DIRECTION » What follows is a set of records; repeat all of them exactly.

Data records
+ + + + + + +

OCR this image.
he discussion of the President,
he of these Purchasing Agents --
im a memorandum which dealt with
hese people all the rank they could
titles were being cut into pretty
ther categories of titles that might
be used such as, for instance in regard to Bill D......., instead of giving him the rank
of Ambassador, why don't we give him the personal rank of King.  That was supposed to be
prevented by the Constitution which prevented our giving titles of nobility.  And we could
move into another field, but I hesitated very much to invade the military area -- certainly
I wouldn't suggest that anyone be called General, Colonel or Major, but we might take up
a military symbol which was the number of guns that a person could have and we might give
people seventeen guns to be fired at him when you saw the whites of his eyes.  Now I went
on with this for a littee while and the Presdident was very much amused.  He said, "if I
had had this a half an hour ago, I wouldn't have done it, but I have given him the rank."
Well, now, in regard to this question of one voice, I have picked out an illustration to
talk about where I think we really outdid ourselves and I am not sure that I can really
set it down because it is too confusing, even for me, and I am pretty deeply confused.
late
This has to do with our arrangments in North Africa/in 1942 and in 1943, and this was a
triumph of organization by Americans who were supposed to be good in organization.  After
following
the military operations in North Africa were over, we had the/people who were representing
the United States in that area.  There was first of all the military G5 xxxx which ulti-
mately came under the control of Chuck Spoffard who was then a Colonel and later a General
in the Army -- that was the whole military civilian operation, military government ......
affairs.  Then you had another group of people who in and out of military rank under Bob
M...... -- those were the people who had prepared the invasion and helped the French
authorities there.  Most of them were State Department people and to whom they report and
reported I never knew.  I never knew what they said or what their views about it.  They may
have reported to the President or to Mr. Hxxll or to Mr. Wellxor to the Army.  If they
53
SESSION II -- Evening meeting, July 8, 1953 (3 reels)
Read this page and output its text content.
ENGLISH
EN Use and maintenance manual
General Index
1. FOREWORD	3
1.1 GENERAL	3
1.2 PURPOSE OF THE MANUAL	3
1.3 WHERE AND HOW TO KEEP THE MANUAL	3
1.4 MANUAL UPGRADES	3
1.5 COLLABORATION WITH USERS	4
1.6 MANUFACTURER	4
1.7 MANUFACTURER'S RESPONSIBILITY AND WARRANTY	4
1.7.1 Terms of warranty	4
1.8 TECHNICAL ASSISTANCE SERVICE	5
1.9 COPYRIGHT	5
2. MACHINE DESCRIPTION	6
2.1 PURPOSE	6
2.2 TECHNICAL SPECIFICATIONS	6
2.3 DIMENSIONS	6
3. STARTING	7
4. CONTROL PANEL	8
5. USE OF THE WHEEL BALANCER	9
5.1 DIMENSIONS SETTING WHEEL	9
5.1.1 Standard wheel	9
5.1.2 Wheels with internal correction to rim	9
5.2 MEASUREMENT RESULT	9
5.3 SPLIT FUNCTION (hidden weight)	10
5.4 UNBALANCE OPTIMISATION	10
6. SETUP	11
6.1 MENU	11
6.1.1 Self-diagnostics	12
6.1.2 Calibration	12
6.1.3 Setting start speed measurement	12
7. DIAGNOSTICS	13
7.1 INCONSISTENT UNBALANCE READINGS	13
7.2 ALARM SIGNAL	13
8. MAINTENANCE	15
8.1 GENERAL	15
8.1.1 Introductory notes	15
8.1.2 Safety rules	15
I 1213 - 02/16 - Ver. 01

+ + + + + + +

SOLUTION FOR THIS PROBLEM »
OCR this image.
he discussion of the President,
he of these Purchasing Agents --
im a memorandum which dealt with
hese people all the rank they could
titles were being cut into pretty
ther categories of titles that might
be used such as, for instance in regard to Bill D......., instead of giving him the rank
of Ambassador, why don't we give him the personal rank of King.  That was supposed to be
prevented by the Constitution which prevented our giving titles of nobility.  And we could
move into another field, but I hesitated very much to invade the military area -- certainly
I wouldn't suggest that anyone be called General, Colonel or Major, but we might take up
a military symbol which was the number of guns that a person could have and we might give
people seventeen guns to be fired at him when you saw the whites of his eyes.  Now I went
on with this for a littee while and the Presdident was very much amused.  He said, "if I
had had this a half an hour ago, I wouldn't have done it, but I have given him the rank."
Well, now, in regard to this question of one voice, I have picked out an illustration to
talk about where I think we really outdid ourselves and I am not sure that I can really
set it down because it is too confusing, even for me, and I am pretty deeply confused.
late
This has to do with our arrangments in North Africa/in 1942 and in 1943, and this was a
triumph of organization by Americans who were supposed to be good in organization.  After
following
the military operations in North Africa were over, we had the/people who were representing
the United States in that area.  There was first of all the military G5 xxxx which ulti-
mately came under the control of Chuck Spoffard who was then a Colonel and later a General
in the Army -- that was the whole military civilian operation, military government ......
affairs.  Then you had another group of people who in and out of military rank under Bob
M...... -- those were the people who had prepared the invasion and helped the French
authorities there.  Most of them were State Department people and to whom they report and
reported I never knew.  I never knew what they said or what their views about it.  They may
have reported to the President or to Mr. Hxxll or to Mr. Wellxor to the Army.  If they
53
SESSION II -- Evening meeting, July 8, 1953 (3 reels)
Read this page and output its text content.
ENGLISH
EN Use and maintenance manual
General Index
1. FOREWORD	3
1.1 GENERAL	3
1.2 PURPOSE OF THE MANUAL	3
1.3 WHERE AND HOW TO KEEP THE MANUAL	3
1.4 MANUAL UPGRADES	3
1.5 COLLABORATION WITH USERS	4
1.6 MANUFACTURER	4
1.7 MANUFACTURER'S RESPONSIBILITY AND WARRANTY	4
1.7.1 Terms of warranty	4
1.8 TECHNICAL ASSISTANCE SERVICE	5
1.9 COPYRIGHT	5
2. MACHINE DESCRIPTION	6
2.1 PURPOSE	6
2.2 TECHNICAL SPECIFICATIONS	6
2.3 DIMENSIONS	6
3. STARTING	7
4. CONTROL PANEL	8
5. USE OF THE WHEEL BALANCER	9
5.1 DIMENSIONS SETTING WHEEL	9
5.1.1 Standard wheel	9
5.1.2 Wheels with internal correction to rim	9
5.2 MEASUREMENT RESULT	9
5.3 SPLIT FUNCTION (hidden weight)	10
5.4 UNBALANCE OPTIMISATION	10
6. SETUP	11
6.1 MENU	11
6.1.1 Self-diagnostics	12
6.1.2 Calibration	12
6.1.3 Setting start speed measurement	12
7. DIAGNOSTICS	13
7.1 INCONSISTENT UNBALANCE READINGS	13
7.2 ALARM SIGNAL	13
8. MAINTENANCE	15
8.1 GENERAL	15
8.1.1 Introductory notes	15
8.1.2 Safety rules	15
I 1213 - 02/16 - Ver. 01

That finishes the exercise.